Quoted text
☆ ☆ ☆ ☆
Considering that the dimension of the edge plasma is of the order of m while the size of the probe is of the order of mm, we treat the ion saturation current density j to the probe by using the diffusion equation, i.e., the macroscopic treatment by Bohm,¹⁰⁾ as

$$\begin{equation} j_{x} = -eD_{\bot}\frac{\partial n}{\partial x},\quad j_{y} = - eD_{\bot}\frac{\partial n}{\partial y},\quad j_{z} = -eD_{\|}\frac{\partial n}{\partial z}, \end{equation} \tag{ 1 }$$

where n is the ion density, and D_∥ and D_⊥ are the diffusion coefficients parallel and perpendicular to B, respectively.
☆ ☆ ☆ ☆
Requirement
In the excerpt on probe current in edge plasma, what do D_∥ and D_⊥ represent? The listing has no connection to the excerpt on probe current in edge plasma.
☆ ☆ ☆ ☆
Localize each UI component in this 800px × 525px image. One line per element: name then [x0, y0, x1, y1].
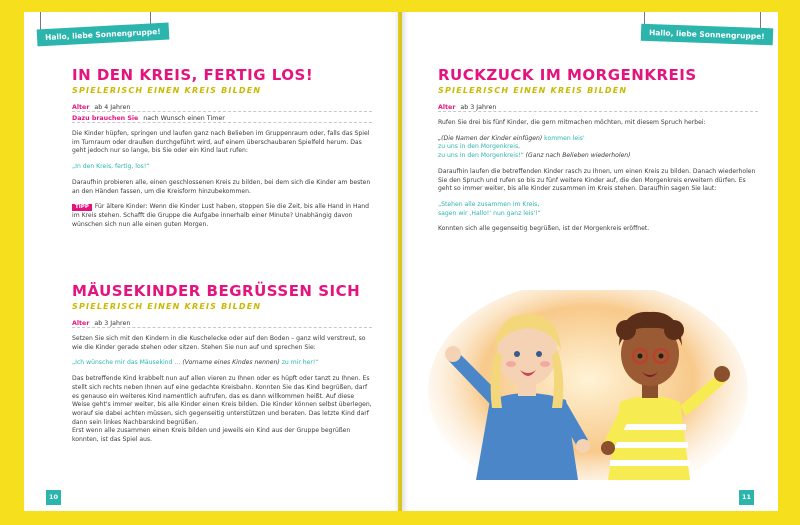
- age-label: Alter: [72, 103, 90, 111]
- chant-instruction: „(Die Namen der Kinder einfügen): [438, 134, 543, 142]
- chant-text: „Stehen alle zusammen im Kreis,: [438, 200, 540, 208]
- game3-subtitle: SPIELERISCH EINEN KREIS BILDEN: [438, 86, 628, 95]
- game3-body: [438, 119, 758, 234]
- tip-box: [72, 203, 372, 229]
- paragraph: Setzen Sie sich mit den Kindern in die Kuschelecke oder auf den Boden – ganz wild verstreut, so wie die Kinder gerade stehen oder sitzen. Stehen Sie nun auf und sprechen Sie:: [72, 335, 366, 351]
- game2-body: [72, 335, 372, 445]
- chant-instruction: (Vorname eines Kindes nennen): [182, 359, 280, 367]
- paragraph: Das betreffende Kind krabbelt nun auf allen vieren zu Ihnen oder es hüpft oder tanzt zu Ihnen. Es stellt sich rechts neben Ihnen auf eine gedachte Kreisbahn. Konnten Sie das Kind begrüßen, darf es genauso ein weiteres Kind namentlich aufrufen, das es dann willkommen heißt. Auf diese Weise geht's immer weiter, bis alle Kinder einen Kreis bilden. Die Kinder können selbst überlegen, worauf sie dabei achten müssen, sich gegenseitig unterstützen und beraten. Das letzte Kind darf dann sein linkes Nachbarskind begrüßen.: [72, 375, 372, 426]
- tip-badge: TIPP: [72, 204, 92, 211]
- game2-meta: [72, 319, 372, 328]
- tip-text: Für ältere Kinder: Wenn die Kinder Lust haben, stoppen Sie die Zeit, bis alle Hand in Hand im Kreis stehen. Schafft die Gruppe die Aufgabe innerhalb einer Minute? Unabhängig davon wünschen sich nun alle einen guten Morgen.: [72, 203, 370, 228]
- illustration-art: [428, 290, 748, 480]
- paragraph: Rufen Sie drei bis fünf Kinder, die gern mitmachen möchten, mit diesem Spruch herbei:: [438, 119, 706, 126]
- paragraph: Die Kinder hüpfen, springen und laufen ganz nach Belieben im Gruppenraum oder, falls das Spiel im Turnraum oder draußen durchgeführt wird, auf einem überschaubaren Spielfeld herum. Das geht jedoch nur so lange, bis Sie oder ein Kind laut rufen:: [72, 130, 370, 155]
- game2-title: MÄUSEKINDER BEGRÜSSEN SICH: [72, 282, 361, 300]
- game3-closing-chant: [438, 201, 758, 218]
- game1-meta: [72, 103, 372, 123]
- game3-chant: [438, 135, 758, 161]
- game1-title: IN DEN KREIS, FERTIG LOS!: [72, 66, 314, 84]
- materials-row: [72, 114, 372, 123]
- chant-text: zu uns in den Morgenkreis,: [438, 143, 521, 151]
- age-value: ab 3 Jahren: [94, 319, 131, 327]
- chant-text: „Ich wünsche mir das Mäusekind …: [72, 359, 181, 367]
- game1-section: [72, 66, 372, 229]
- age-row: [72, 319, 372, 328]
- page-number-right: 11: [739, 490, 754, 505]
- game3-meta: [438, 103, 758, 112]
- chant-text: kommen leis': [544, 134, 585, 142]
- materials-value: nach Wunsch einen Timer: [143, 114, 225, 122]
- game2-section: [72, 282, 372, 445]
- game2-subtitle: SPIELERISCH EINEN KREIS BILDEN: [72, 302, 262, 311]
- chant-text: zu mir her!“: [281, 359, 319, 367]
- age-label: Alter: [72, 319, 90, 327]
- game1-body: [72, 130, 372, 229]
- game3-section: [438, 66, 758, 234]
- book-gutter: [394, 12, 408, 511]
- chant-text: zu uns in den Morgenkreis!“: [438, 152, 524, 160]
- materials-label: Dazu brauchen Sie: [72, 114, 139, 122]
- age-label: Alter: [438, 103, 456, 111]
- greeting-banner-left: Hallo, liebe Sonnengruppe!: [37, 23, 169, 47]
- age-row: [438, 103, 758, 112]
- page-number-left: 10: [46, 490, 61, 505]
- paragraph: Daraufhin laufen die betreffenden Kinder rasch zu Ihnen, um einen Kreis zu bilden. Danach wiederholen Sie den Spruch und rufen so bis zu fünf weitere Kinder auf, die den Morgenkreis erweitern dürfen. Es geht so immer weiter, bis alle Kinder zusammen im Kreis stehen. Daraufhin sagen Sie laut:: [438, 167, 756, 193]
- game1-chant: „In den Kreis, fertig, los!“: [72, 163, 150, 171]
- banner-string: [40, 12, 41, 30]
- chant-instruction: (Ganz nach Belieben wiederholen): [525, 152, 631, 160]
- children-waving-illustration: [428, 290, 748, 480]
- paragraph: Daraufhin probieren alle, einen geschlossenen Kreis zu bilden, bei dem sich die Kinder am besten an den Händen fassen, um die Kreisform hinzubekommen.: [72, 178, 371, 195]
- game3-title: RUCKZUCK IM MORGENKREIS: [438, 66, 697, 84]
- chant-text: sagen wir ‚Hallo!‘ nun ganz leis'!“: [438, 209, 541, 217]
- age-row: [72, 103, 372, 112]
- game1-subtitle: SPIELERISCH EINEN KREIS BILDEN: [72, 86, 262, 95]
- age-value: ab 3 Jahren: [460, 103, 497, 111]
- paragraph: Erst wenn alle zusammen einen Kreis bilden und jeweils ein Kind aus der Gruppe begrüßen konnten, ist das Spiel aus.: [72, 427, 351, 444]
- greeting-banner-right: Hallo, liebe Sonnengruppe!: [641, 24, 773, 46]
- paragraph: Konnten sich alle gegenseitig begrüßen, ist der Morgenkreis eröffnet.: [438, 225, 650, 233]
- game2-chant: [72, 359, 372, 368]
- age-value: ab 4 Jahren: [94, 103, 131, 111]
☆ ☆ ☆ ☆
Task result
They are the diffusion coefficients parallel and perpendicular to B, respectively.